▶ **Aim**:
Below are the entries; output exactly the lines from the one containing "OCR this image." through the final line, inclusive.

▶ **Listed records**:
— START —
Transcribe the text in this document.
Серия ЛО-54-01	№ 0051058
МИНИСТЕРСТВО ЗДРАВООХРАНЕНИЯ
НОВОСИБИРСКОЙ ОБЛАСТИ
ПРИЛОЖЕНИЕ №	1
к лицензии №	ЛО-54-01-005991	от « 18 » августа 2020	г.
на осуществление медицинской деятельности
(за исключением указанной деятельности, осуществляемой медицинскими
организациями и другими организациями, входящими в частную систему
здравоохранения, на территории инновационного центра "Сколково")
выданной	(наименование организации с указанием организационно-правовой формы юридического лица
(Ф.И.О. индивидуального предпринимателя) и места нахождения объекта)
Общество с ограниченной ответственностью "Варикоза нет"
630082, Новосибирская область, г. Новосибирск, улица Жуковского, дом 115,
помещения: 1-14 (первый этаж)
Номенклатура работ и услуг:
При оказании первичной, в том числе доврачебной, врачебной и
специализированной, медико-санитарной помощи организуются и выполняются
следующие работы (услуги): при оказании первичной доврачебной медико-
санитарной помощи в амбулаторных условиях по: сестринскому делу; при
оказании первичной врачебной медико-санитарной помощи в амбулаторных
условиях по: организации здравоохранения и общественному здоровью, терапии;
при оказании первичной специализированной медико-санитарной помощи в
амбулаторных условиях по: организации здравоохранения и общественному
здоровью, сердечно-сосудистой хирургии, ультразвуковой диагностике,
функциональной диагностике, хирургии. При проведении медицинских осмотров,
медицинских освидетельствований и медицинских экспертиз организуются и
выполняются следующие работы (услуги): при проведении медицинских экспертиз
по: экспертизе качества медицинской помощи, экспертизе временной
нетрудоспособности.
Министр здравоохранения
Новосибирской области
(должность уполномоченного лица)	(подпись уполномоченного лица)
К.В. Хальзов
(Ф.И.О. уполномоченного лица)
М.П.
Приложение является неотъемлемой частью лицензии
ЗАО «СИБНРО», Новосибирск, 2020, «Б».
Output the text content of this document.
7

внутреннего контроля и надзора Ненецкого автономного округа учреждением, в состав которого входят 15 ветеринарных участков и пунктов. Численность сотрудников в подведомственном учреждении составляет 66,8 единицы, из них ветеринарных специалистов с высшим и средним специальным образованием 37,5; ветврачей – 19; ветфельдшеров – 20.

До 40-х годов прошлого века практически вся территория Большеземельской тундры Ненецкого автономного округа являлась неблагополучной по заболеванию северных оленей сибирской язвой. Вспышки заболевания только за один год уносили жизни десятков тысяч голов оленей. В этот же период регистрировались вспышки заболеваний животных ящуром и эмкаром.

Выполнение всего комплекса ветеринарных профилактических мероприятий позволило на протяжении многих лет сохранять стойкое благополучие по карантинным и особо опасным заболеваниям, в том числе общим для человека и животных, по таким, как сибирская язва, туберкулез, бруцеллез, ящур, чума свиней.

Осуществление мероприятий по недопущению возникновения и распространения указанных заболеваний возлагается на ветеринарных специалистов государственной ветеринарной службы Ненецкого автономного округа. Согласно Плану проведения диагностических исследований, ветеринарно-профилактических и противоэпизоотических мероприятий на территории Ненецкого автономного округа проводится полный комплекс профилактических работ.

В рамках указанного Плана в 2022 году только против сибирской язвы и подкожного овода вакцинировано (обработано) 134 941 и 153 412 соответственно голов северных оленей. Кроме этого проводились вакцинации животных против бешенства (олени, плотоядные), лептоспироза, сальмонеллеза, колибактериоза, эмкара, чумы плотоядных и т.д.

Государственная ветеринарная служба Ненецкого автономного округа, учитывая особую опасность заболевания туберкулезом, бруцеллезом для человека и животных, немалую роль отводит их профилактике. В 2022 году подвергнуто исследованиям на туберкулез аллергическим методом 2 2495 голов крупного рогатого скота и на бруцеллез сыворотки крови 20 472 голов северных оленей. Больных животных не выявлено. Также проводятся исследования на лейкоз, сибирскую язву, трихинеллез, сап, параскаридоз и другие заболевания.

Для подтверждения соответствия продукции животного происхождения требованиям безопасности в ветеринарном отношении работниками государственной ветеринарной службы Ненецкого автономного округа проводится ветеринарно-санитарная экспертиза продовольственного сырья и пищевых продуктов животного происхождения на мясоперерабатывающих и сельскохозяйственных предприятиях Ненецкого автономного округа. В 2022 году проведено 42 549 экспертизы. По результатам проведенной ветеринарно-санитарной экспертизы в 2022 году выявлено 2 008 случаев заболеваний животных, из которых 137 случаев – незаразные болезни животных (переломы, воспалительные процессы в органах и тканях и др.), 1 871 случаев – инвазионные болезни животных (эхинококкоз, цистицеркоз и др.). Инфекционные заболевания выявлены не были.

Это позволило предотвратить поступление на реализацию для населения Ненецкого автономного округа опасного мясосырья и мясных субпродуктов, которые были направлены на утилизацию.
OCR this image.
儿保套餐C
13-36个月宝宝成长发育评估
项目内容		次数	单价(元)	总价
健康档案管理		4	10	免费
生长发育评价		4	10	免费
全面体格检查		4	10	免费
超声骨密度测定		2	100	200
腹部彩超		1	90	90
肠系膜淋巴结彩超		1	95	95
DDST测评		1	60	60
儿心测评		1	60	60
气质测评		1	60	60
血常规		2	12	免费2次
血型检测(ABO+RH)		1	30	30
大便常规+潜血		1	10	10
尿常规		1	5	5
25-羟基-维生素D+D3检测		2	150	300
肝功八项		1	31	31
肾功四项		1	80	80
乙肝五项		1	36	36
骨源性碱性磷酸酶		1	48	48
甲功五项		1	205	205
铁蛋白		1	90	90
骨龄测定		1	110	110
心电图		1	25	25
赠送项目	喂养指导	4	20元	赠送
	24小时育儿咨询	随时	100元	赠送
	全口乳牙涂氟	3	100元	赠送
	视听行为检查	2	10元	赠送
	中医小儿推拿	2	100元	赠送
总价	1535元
— END —
▶ **Answer to the problem**:
OCR this image.
儿保套餐C
13-36个月宝宝成长发育评估
项目内容		次数	单价(元)	总价
健康档案管理		4	10	免费
生长发育评价		4	10	免费
全面体格检查		4	10	免费
超声骨密度测定		2	100	200
腹部彩超		1	90	90
肠系膜淋巴结彩超		1	95	95
DDST测评		1	60	60
儿心测评		1	60	60
气质测评		1	60	60
血常规		2	12	免费2次
血型检测(ABO+RH)		1	30	30
大便常规+潜血		1	10	10
尿常规		1	5	5
25-羟基-维生素D+D3检测		2	150	300
肝功八项		1	31	31
肾功四项		1	80	80
乙肝五项		1	36	36
骨源性碱性磷酸酶		1	48	48
甲功五项		1	205	205
铁蛋白		1	90	90
骨龄测定		1	110	110
心电图		1	25	25
赠送项目	喂养指导	4	20元	赠送
	24小时育儿咨询	随时	100元	赠送
	全口乳牙涂氟	3	100元	赠送
	视听行为检查	2	10元	赠送
	中医小儿推拿	2	100元	赠送
总价	1535元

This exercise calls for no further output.